Written exercise: Can you rewrite the listing below as a numbered list with blank lines dropped and the pictures left out?

— start Source records —

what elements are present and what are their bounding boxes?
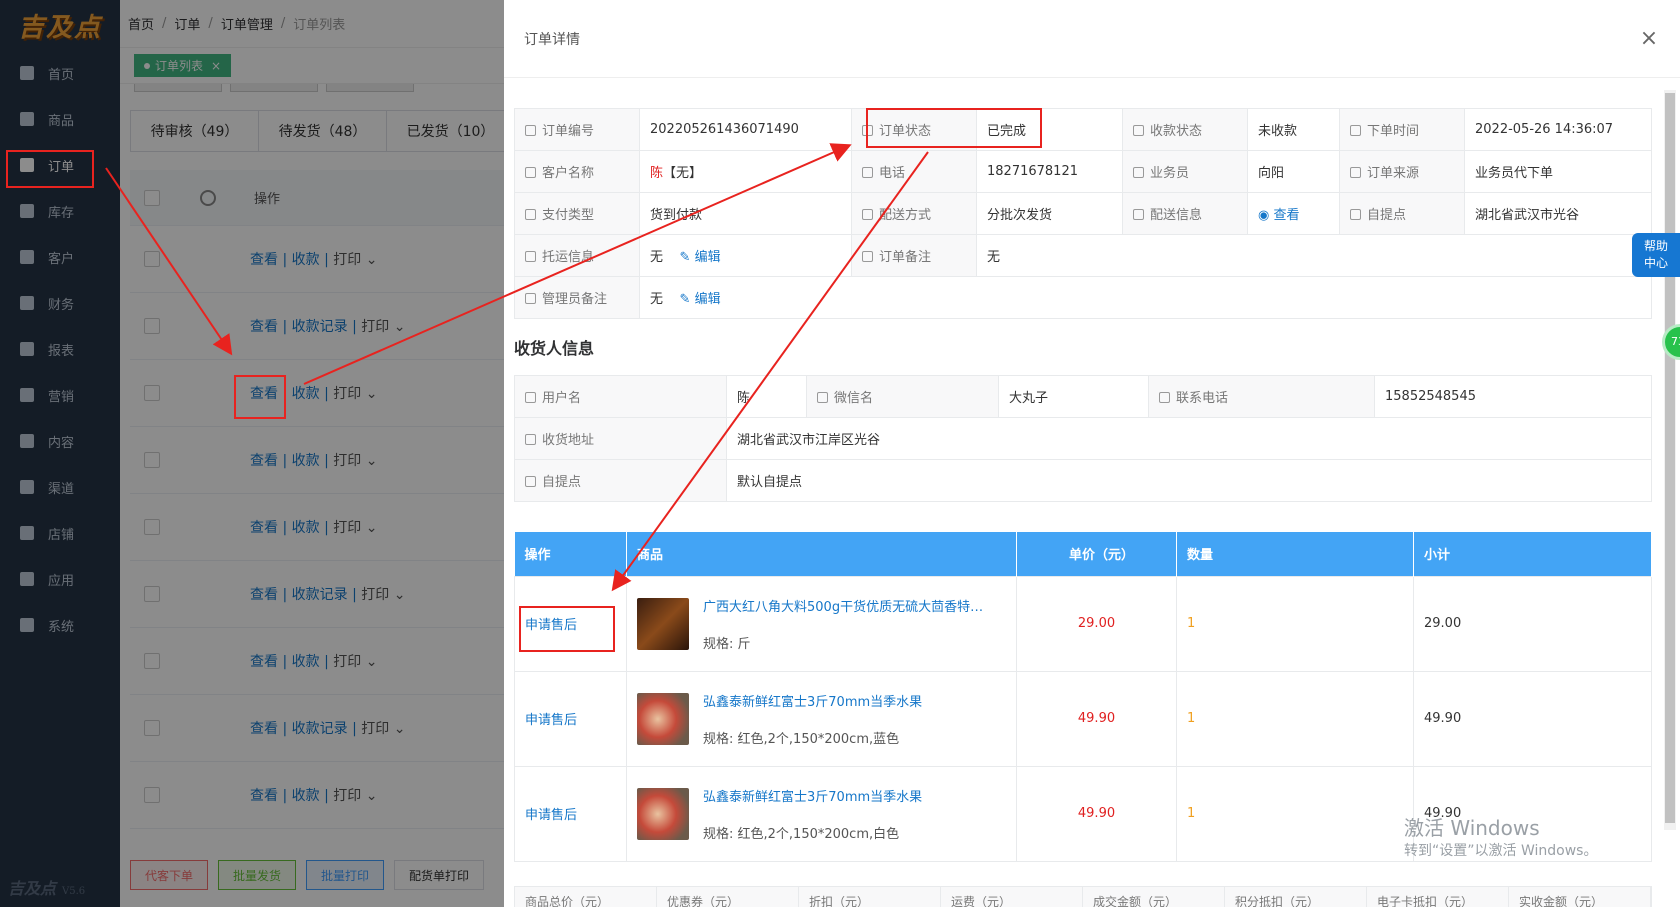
- drawer-scrollbar[interactable]: [1664, 90, 1676, 830]
- product-name-link[interactable]: 广西大红八角大料500g干货优质无硫大茴香特…: [703, 596, 983, 615]
- truck-icon: [525, 251, 536, 262]
- goods-header-product: 商品: [626, 532, 1017, 576]
- highlight-view-link: [234, 375, 286, 419]
- pay-type: 货到付款: [639, 192, 852, 235]
- product-name-link[interactable]: 弘鑫泰新鲜红富士3斤70mm当季水果: [703, 786, 922, 805]
- phone: 18271678121: [976, 150, 1123, 193]
- order-source: 业务员代下单: [1464, 150, 1652, 193]
- comment-icon: [862, 251, 873, 262]
- quantity: 1: [1176, 575, 1414, 672]
- receiver-wechat: 大丸子: [998, 375, 1149, 418]
- receiver-table: 用户名 陈 微信名 大丸子 联系电话 15852548545 收货地址 湖北省武…: [514, 375, 1652, 502]
- quantity: 1: [1176, 765, 1414, 862]
- product-image: [637, 692, 689, 745]
- customer-name: 陈【无】: [639, 150, 852, 193]
- truck-icon: [862, 209, 873, 220]
- location-icon: [1350, 209, 1361, 220]
- after-sale-button[interactable]: 申请售后: [525, 808, 577, 823]
- order-info-table: 订单编号 202205261436071490 订单状态 已完成 收款状态 未收…: [514, 108, 1652, 319]
- product-spec: 规格: 红色,2个,150*200cm,蓝色: [703, 731, 900, 747]
- product-spec: 规格: 斤: [703, 636, 751, 652]
- shipping-info: 无: [650, 250, 664, 265]
- edit-icon: ✎: [679, 250, 695, 265]
- wechat-icon: [817, 392, 828, 403]
- product-spec: 规格: 红色,2个,150*200cm,白色: [703, 826, 900, 842]
- pickup-point: 湖北省武汉市光谷: [1464, 192, 1652, 235]
- drawer-header: 订单详情 ×: [504, 0, 1680, 78]
- location-icon: [525, 434, 536, 445]
- subtotal: 49.90: [1413, 670, 1652, 767]
- goods-header-subtotal: 小计: [1413, 532, 1652, 576]
- product-image: [637, 597, 689, 650]
- subtotal: 29.00: [1413, 575, 1652, 672]
- order-no: 202205261436071490: [639, 108, 852, 151]
- product-image: [637, 787, 689, 840]
- phone-icon: [1159, 392, 1170, 403]
- admin-remark: 无: [650, 292, 664, 307]
- unit-price: 49.90: [1016, 670, 1177, 767]
- edit-admin-remark-link[interactable]: ✎ 编辑: [680, 292, 721, 307]
- wallet-icon: [525, 209, 536, 220]
- receiver-username: 陈: [726, 375, 807, 418]
- location-icon: [525, 476, 536, 487]
- goods-header-qty: 数量: [1176, 532, 1414, 576]
- pay-status: 未收款: [1247, 108, 1340, 151]
- box-icon: [1133, 209, 1144, 220]
- salesman: 向阳: [1247, 150, 1340, 193]
- order-remark: 无: [976, 234, 1652, 277]
- receiver-section-title: 收货人信息: [514, 339, 595, 358]
- delivery-method: 分批次发货: [976, 192, 1123, 235]
- eye-icon: ◉: [1258, 208, 1274, 223]
- highlight-after-sale: [519, 606, 615, 652]
- close-icon[interactable]: ×: [1638, 26, 1660, 51]
- help-center-button[interactable]: 帮助 中心: [1632, 233, 1680, 277]
- drawer-body: 订单编号 202205261436071490 订单状态 已完成 收款状态 未收…: [514, 108, 1652, 862]
- highlight-order-nav: [6, 150, 94, 188]
- user-icon: [525, 167, 536, 178]
- view-delivery-link[interactable]: ◉ 查看: [1258, 208, 1300, 223]
- drawer-title: 订单详情: [524, 31, 580, 48]
- goods-row: 申请售后 广西大红八角大料500g干货优质无硫大茴香特… 规格: 斤 29.00 …: [514, 575, 1652, 672]
- order-detail-drawer: 订单详情 × 订单编号 202205261436071490 订单状态 已完成 …: [504, 0, 1680, 907]
- goods-header-action: 操作: [514, 532, 627, 576]
- app-root: 吉及点 首页 商品 订单 库存 客户 财务 报表 营销 内容 渠道 店铺 应用 系统 吉及点 V5.6 首…: [0, 0, 1680, 907]
- edit-shipping-link[interactable]: ✎ 编辑: [680, 250, 721, 265]
- user-icon: [525, 392, 536, 403]
- receiver-phone: 15852548545: [1374, 375, 1652, 418]
- receiver-address: 湖北省武汉市江岸区光谷: [726, 417, 1652, 460]
- windows-watermark-sub: 转到“设置”以激活 Windows。: [1404, 843, 1598, 859]
- highlight-order-status: [866, 108, 1042, 148]
- phone-icon: [862, 167, 873, 178]
- goods-header-price: 单价（元）: [1016, 532, 1177, 576]
- quantity: 1: [1176, 670, 1414, 767]
- summary-header-row: 商品总价（元） 优惠券（元） 折扣（元） 运费（元） 成交金额（元） 积分抵扣（…: [514, 886, 1652, 907]
- source-icon: [1350, 167, 1361, 178]
- windows-watermark: 激活 Windows: [1404, 816, 1540, 840]
- user-icon: [525, 125, 536, 136]
- goods-row: 申请售后 弘鑫泰新鲜红富士3斤70mm当季水果 规格: 红色,2个,150*200…: [514, 670, 1652, 767]
- clock-icon: [1350, 125, 1361, 136]
- unit-price: 49.90: [1016, 765, 1177, 862]
- briefcase-icon: [1133, 167, 1144, 178]
- comment-icon: [525, 293, 536, 304]
- card-icon: [1133, 125, 1144, 136]
- edit-icon: ✎: [679, 292, 695, 307]
- order-time: 2022-05-26 14:36:07: [1464, 108, 1652, 151]
- after-sale-button[interactable]: 申请售后: [525, 713, 577, 728]
- unit-price: 29.00: [1016, 575, 1177, 672]
- product-name-link[interactable]: 弘鑫泰新鲜红富士3斤70mm当季水果: [703, 691, 922, 710]
- receiver-pickup: 默认自提点: [726, 459, 1652, 502]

— end Source records —

Exercise answer:
1. what elements are present and what are their bounding boxes?
2. - drawer-scrollbar[interactable]: [1664, 90, 1676, 830]
3. - product-name-link[interactable]: 广西大红八角大料500g干货优质无硫大茴香特…: [703, 596, 983, 615]
4. - truck-icon: [525, 251, 536, 262]
5. - goods-header-product: 商品: [626, 532, 1017, 576]
6. - highlight-view-link: [234, 375, 286, 419]
7. - pay-type: 货到付款: [639, 192, 852, 235]
8. - product-name-link[interactable]: 弘鑫泰新鲜红富士3斤70mm当季水果: [703, 786, 922, 805]
9. - phone: 18271678121: [976, 150, 1123, 193]
10. - order-source: 业务员代下单: [1464, 150, 1652, 193]
11. - comment-icon: [862, 251, 873, 262]
12. - quantity: 1: [1176, 575, 1414, 672]
13. - receiver-wechat: 大丸子: [998, 375, 1149, 418]
14. - receiver-table: 用户名 陈 微信名 大丸子 联系电话 15852548545 收货地址 湖北省武…: [514, 375, 1652, 502]
15. - quantity: 1: [1176, 765, 1414, 862]
16. - product-image: [637, 692, 689, 745]
17. - customer-name: 陈【无】: [639, 150, 852, 193]
18. - truck-icon: [862, 209, 873, 220]
19. - location-icon: [1350, 209, 1361, 220]
20. - after-sale-button[interactable]: 申请售后: [525, 808, 577, 823]
21. - order-info-table: 订单编号 202205261436071490 订单状态 已完成 收款状态 未收…: [514, 108, 1652, 319]
22. - product-spec: 规格: 红色,2个,150*200cm,蓝色: [703, 731, 900, 747]
23. - product-spec: 规格: 斤: [703, 636, 751, 652]
24. - shipping-info: 无: [650, 250, 664, 265]
25. - edit-icon: ✎: [679, 250, 695, 265]
26. - wechat-icon: [817, 392, 828, 403]
27. - product-spec: 规格: 红色,2个,150*200cm,白色: [703, 826, 900, 842]
28. - pickup-point: 湖北省武汉市光谷: [1464, 192, 1652, 235]
29. - drawer-header: 订单详情 ×: [504, 0, 1680, 78]
30. - location-icon: [525, 434, 536, 445]
31. - subtotal: 49.90: [1413, 670, 1652, 767]
32. - goods-header-subtotal: 小计: [1413, 532, 1652, 576]
33. - product-image: [637, 597, 689, 650]
34. - subtotal: 29.00: [1413, 575, 1652, 672]
35. - order-no: 202205261436071490: [639, 108, 852, 151]
36. - product-image: [637, 787, 689, 840]
37. - phone-icon: [1159, 392, 1170, 403]
38. - admin-remark: 无: [650, 292, 664, 307]
39. - unit-price: 49.90: [1016, 670, 1177, 767]
40. - edit-admin-remark-link[interactable]: ✎ 编辑: [680, 292, 721, 307]
41. - wallet-icon: [525, 209, 536, 220]
42. - receiver-username: 陈: [726, 375, 807, 418]
43. - location-icon: [525, 476, 536, 487]
44. - goods-header-qty: 数量: [1176, 532, 1414, 576]
45. - pay-status: 未收款: [1247, 108, 1340, 151]
46. - box-icon: [1133, 209, 1144, 220]
47. - salesman: 向阳: [1247, 150, 1340, 193]
48. - order-remark: 无: [976, 234, 1652, 277]
49. - receiver-section-title: 收货人信息: [514, 339, 595, 358]
50. - delivery-method: 分批次发货: [976, 192, 1123, 235]
51. - eye-icon: ◉: [1258, 208, 1274, 223]
52. - highlight-after-sale: [519, 606, 615, 652]
53. - close-icon[interactable]: ×: [1638, 26, 1660, 51]
54. - help-center-button[interactable]: 帮助 中心: [1632, 233, 1680, 277]
55. - drawer-body: 订单编号 202205261436071490 订单状态 已完成 收款状态 未收…: [514, 108, 1652, 862]
56. - highlight-order-nav: [6, 150, 94, 188]
57. - user-icon: [525, 167, 536, 178]
58. - view-delivery-link[interactable]: ◉ 查看: [1258, 208, 1300, 223]
59. - drawer-title: 订单详情: [524, 31, 580, 48]
60. - goods-row: 申请售后 广西大红八角大料500g干货优质无硫大茴香特… 规格: 斤 29.00 …: [514, 575, 1652, 672]
61. - order-detail-drawer: 订单详情 × 订单编号 202205261436071490 订单状态 已完成 …: [504, 0, 1680, 907]
62. - goods-header-action: 操作: [514, 532, 627, 576]
63. - app-root: 吉及点 首页 商品 订单 库存 客户 财务 报表 营销 内容 渠道 店铺 应用 系统 吉及点 V5.6 首…: [0, 0, 1680, 907]
64. - edit-shipping-link[interactable]: ✎ 编辑: [680, 250, 721, 265]
65. - user-icon: [525, 392, 536, 403]
66. - receiver-phone: 15852548545: [1374, 375, 1652, 418]
67. - receiver-address: 湖北省武汉市江岸区光谷: [726, 417, 1652, 460]
68. - windows-watermark-sub: 转到“设置”以激活 Windows。: [1404, 843, 1598, 859]
69. - highlight-order-status: [866, 108, 1042, 148]
70. - phone-icon: [862, 167, 873, 178]
71. - goods-header-price: 单价（元）: [1016, 532, 1177, 576]
72. - quantity: 1: [1176, 670, 1414, 767]
73. - summary-header-row: 商品总价（元） 优惠券（元） 折扣（元） 运费（元） 成交金额（元） 积分抵扣（…: [514, 886, 1652, 907]
74. - source-icon: [1350, 167, 1361, 178]
75. - windows-watermark: 激活 Windows: [1404, 816, 1540, 840]
76. - user-icon: [525, 125, 536, 136]
77. - goods-row: 申请售后 弘鑫泰新鲜红富士3斤70mm当季水果 规格: 红色,2个,150*200…: [514, 670, 1652, 767]
78. - clock-icon: [1350, 125, 1361, 136]
79. - unit-price: 49.90: [1016, 765, 1177, 862]
80. - briefcase-icon: [1133, 167, 1144, 178]
81. - comment-icon: [525, 293, 536, 304]
82. - card-icon: [1133, 125, 1144, 136]
83. - edit-icon: ✎: [679, 292, 695, 307]
84. - order-time: 2022-05-26 14:36:07: [1464, 108, 1652, 151]
85. - after-sale-button[interactable]: 申请售后: [525, 713, 577, 728]
86. - unit-price: 29.00: [1016, 575, 1177, 672]
87. - product-name-link[interactable]: 弘鑫泰新鲜红富士3斤70mm当季水果: [703, 691, 922, 710]
88. - receiver-pickup: 默认自提点: [726, 459, 1652, 502]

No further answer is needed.